--- start of Extracted entries ---
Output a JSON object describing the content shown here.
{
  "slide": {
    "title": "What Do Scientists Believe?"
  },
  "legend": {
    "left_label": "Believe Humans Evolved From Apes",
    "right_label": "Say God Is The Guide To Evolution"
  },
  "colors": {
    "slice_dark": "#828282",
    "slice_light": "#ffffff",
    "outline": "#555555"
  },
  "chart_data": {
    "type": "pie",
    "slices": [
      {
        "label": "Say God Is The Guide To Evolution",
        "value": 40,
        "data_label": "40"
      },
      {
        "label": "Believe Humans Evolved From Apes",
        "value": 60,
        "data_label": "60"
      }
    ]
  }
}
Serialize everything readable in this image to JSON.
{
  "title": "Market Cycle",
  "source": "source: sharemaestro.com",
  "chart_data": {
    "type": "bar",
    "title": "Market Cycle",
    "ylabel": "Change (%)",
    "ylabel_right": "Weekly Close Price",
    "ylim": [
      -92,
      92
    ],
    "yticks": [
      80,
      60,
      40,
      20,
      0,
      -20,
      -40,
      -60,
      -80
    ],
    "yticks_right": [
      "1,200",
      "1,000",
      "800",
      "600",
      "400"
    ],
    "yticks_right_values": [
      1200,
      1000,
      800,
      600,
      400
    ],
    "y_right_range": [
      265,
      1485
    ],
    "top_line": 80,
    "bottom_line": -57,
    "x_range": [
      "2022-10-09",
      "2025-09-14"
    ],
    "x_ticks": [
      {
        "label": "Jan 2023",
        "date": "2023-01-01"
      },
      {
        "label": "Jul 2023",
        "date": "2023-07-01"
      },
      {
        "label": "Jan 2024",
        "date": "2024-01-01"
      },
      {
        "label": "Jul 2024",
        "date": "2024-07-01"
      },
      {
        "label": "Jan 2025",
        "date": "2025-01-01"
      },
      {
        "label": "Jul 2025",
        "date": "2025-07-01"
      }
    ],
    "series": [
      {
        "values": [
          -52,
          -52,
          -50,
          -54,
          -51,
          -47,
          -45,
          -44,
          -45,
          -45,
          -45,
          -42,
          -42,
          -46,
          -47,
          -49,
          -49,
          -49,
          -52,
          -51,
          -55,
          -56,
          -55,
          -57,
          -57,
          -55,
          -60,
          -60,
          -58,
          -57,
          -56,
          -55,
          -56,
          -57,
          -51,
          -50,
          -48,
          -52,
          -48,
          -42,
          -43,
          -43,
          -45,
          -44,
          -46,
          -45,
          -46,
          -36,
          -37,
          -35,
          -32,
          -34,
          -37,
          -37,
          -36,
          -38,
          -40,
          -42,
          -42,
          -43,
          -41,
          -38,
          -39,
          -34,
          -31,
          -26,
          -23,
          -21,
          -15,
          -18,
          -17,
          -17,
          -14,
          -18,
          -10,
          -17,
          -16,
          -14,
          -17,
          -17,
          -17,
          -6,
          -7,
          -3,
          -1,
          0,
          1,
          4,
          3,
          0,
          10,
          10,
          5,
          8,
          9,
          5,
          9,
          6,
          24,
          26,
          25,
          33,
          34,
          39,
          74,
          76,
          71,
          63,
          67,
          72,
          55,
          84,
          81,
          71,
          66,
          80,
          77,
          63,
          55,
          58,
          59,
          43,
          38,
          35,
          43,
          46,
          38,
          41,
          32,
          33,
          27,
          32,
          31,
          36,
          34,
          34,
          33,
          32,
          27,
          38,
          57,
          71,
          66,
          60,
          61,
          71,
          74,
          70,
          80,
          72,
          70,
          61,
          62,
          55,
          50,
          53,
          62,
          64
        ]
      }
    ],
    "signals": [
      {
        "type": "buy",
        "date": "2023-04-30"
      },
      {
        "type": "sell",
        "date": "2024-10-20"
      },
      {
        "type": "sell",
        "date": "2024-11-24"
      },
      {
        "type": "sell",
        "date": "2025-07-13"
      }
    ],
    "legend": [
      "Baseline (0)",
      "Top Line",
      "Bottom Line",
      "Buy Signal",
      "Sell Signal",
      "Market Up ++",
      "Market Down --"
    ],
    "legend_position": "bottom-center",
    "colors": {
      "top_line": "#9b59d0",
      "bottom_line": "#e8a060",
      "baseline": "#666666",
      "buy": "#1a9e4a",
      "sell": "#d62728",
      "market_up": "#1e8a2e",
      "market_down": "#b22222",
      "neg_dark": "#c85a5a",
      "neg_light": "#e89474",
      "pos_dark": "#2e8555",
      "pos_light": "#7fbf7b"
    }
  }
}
--- end of Extracted entries ---
— Job —
Each record above should be output again exactly.

— Output of the exercise —
Output a JSON object describing the content shown here.
{
  "slide": {
    "title": "What Do Scientists Believe?"
  },
  "legend": {
    "left_label": "Believe Humans Evolved From Apes",
    "right_label": "Say God Is The Guide To Evolution"
  },
  "colors": {
    "slice_dark": "#828282",
    "slice_light": "#ffffff",
    "outline": "#555555"
  },
  "chart_data": {
    "type": "pie",
    "slices": [
      {
        "label": "Say God Is The Guide To Evolution",
        "value": 40,
        "data_label": "40"
      },
      {
        "label": "Believe Humans Evolved From Apes",
        "value": 60,
        "data_label": "60"
      }
    ]
  }
}
Serialize everything readable in this image to JSON.
{
  "title": "Market Cycle",
  "source": "source: sharemaestro.com",
  "chart_data": {
    "type": "bar",
    "title": "Market Cycle",
    "ylabel": "Change (%)",
    "ylabel_right": "Weekly Close Price",
    "ylim": [
      -92,
      92
    ],
    "yticks": [
      80,
      60,
      40,
      20,
      0,
      -20,
      -40,
      -60,
      -80
    ],
    "yticks_right": [
      "1,200",
      "1,000",
      "800",
      "600",
      "400"
    ],
    "yticks_right_values": [
      1200,
      1000,
      800,
      600,
      400
    ],
    "y_right_range": [
      265,
      1485
    ],
    "top_line": 80,
    "bottom_line": -57,
    "x_range": [
      "2022-10-09",
      "2025-09-14"
    ],
    "x_ticks": [
      {
        "label": "Jan 2023",
        "date": "2023-01-01"
      },
      {
        "label": "Jul 2023",
        "date": "2023-07-01"
      },
      {
        "label": "Jan 2024",
        "date": "2024-01-01"
      },
      {
        "label": "Jul 2024",
        "date": "2024-07-01"
      },
      {
        "label": "Jan 2025",
        "date": "2025-01-01"
      },
      {
        "label": "Jul 2025",
        "date": "2025-07-01"
      }
    ],
    "series": [
      {
        "values": [
          -52,
          -52,
          -50,
          -54,
          -51,
          -47,
          -45,
          -44,
          -45,
          -45,
          -45,
          -42,
          -42,
          -46,
          -47,
          -49,
          -49,
          -49,
          -52,
          -51,
          -55,
          -56,
          -55,
          -57,
          -57,
          -55,
          -60,
          -60,
          -58,
          -57,
          -56,
          -55,
          -56,
          -57,
          -51,
          -50,
          -48,
          -52,
          -48,
          -42,
          -43,
          -43,
          -45,
          -44,
          -46,
          -45,
          -46,
          -36,
          -37,
          -35,
          -32,
          -34,
          -37,
          -37,
          -36,
          -38,
          -40,
          -42,
          -42,
          -43,
          -41,
          -38,
          -39,
          -34,
          -31,
          -26,
          -23,
          -21,
          -15,
          -18,
          -17,
          -17,
          -14,
          -18,
          -10,
          -17,
          -16,
          -14,
          -17,
          -17,
          -17,
          -6,
          -7,
          -3,
          -1,
          0,
          1,
          4,
          3,
          0,
          10,
          10,
          5,
          8,
          9,
          5,
          9,
          6,
          24,
          26,
          25,
          33,
          34,
          39,
          74,
          76,
          71,
          63,
          67,
          72,
          55,
          84,
          81,
          71,
          66,
          80,
          77,
          63,
          55,
          58,
          59,
          43,
          38,
          35,
          43,
          46,
          38,
          41,
          32,
          33,
          27,
          32,
          31,
          36,
          34,
          34,
          33,
          32,
          27,
          38,
          57,
          71,
          66,
          60,
          61,
          71,
          74,
          70,
          80,
          72,
          70,
          61,
          62,
          55,
          50,
          53,
          62,
          64
        ]
      }
    ],
    "signals": [
      {
        "type": "buy",
        "date": "2023-04-30"
      },
      {
        "type": "sell",
        "date": "2024-10-20"
      },
      {
        "type": "sell",
        "date": "2024-11-24"
      },
      {
        "type": "sell",
        "date": "2025-07-13"
      }
    ],
    "legend": [
      "Baseline (0)",
      "Top Line",
      "Bottom Line",
      "Buy Signal",
      "Sell Signal",
      "Market Up ++",
      "Market Down --"
    ],
    "legend_position": "bottom-center",
    "colors": {
      "top_line": "#9b59d0",
      "bottom_line": "#e8a060",
      "baseline": "#666666",
      "buy": "#1a9e4a",
      "sell": "#d62728",
      "market_up": "#1e8a2e",
      "market_down": "#b22222",
      "neg_dark": "#c85a5a",
      "neg_light": "#e89474",
      "pos_dark": "#2e8555",
      "pos_light": "#7fbf7b"
    }
  }
}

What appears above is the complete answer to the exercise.